# Task inputs:
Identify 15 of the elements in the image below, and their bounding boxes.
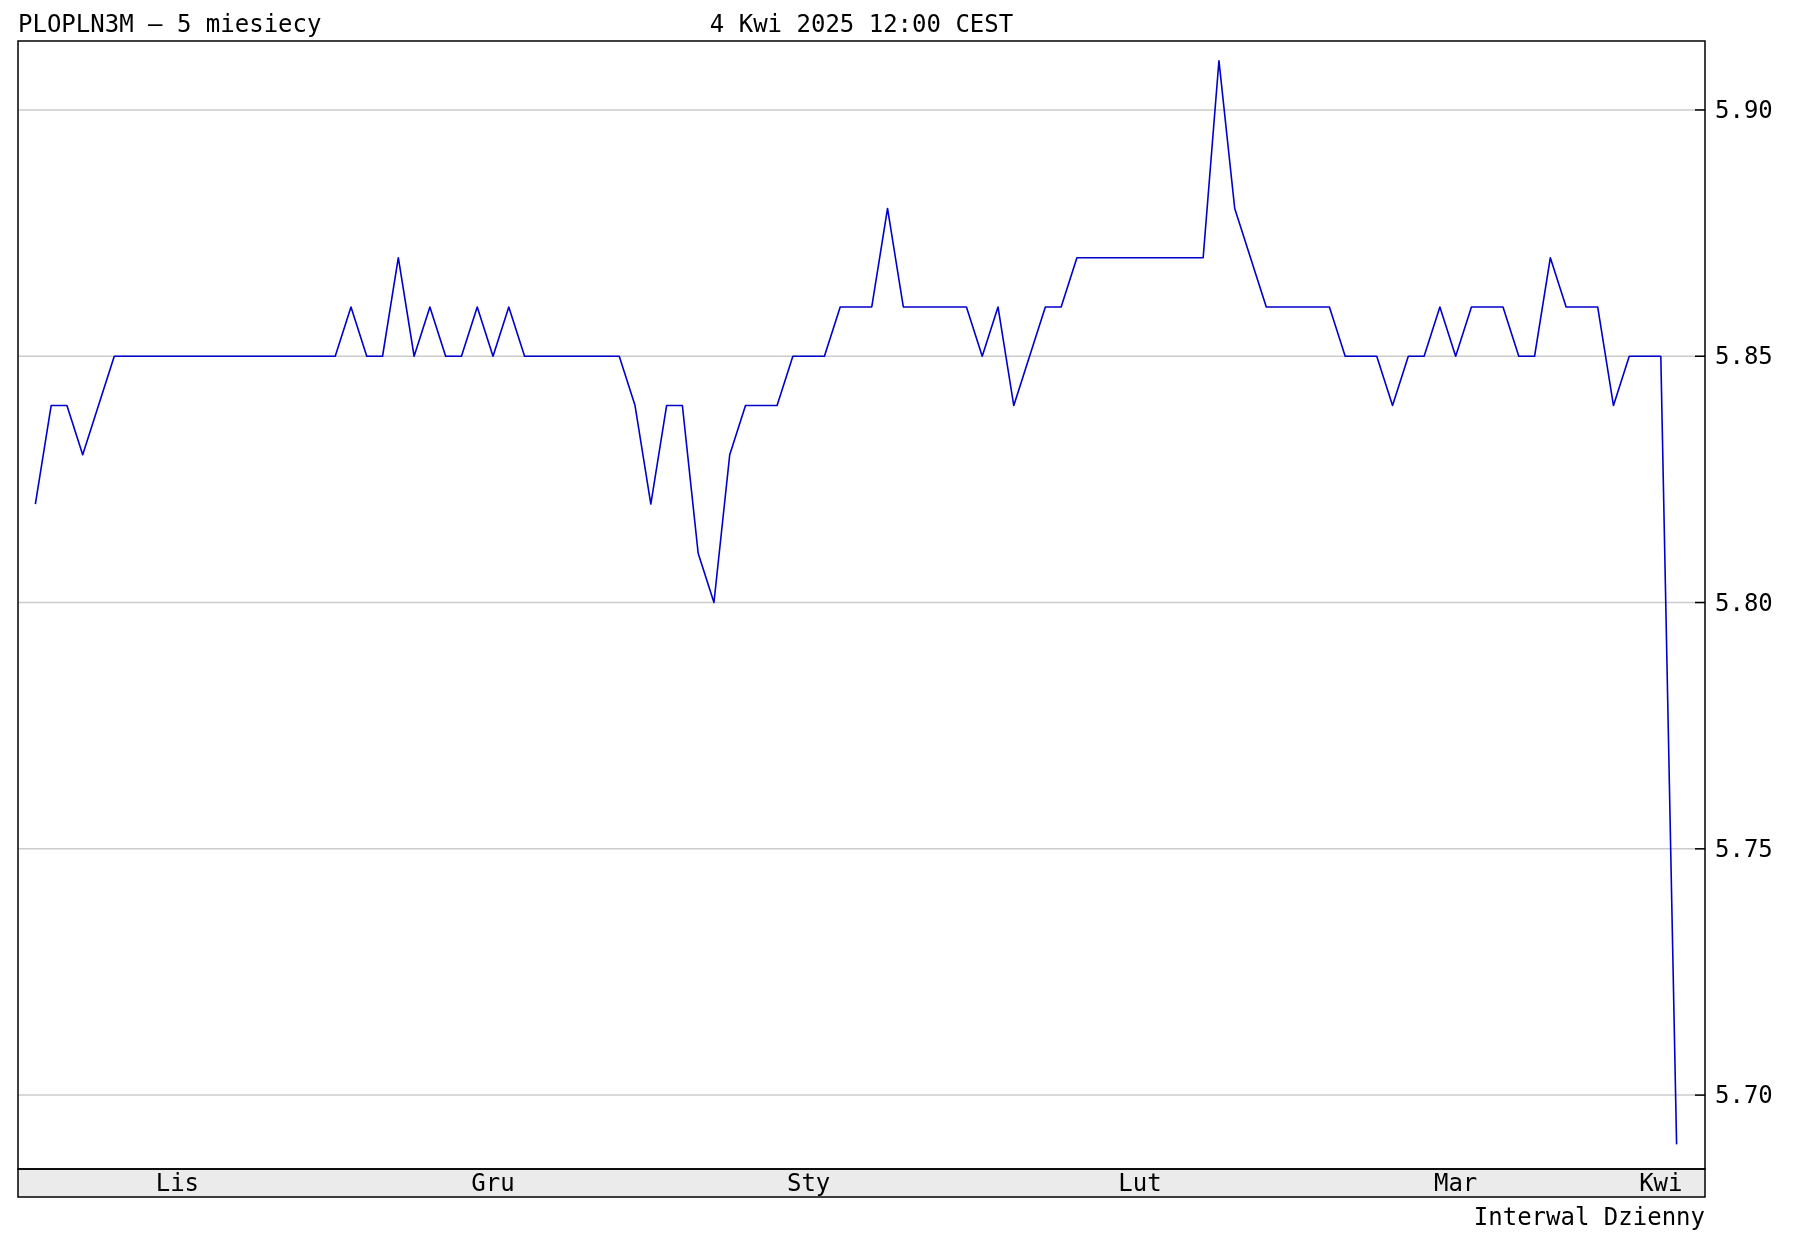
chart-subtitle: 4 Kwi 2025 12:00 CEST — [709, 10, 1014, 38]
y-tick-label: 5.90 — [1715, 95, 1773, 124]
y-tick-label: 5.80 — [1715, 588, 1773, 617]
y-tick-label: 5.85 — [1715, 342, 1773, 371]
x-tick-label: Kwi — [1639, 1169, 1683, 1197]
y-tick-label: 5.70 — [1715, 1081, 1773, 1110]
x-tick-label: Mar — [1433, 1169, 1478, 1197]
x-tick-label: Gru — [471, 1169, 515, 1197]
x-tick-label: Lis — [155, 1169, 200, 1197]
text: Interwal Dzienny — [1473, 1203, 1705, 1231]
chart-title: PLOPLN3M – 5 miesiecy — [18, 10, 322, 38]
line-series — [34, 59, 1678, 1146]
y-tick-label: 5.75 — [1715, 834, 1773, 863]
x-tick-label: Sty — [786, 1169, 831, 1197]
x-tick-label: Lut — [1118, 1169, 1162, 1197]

# Directions for this task:
Could you reproduce every row above word for word, leaving out the picture?

# Completed exercise:
Identify 15 of the elements in the image below, and their bounding boxes.
chart-subtitle: 4 Kwi 2025 12:00 CEST — [709, 10, 1014, 38]
y-tick-label: 5.90 — [1715, 95, 1773, 124]
y-tick-label: 5.80 — [1715, 588, 1773, 617]
y-tick-label: 5.85 — [1715, 342, 1773, 371]
x-tick-label: Kwi — [1639, 1169, 1683, 1197]
y-tick-label: 5.70 — [1715, 1081, 1773, 1110]
x-tick-label: Mar — [1433, 1169, 1478, 1197]
x-tick-label: Gru — [471, 1169, 515, 1197]
x-tick-label: Lis — [155, 1169, 200, 1197]
text: Interwal Dzienny — [1473, 1203, 1705, 1231]
chart-title: PLOPLN3M – 5 miesiecy — [18, 10, 322, 38]
line-series — [34, 59, 1678, 1146]
y-tick-label: 5.75 — [1715, 834, 1773, 863]
x-tick-label: Sty — [786, 1169, 831, 1197]
x-tick-label: Lut — [1118, 1169, 1162, 1197]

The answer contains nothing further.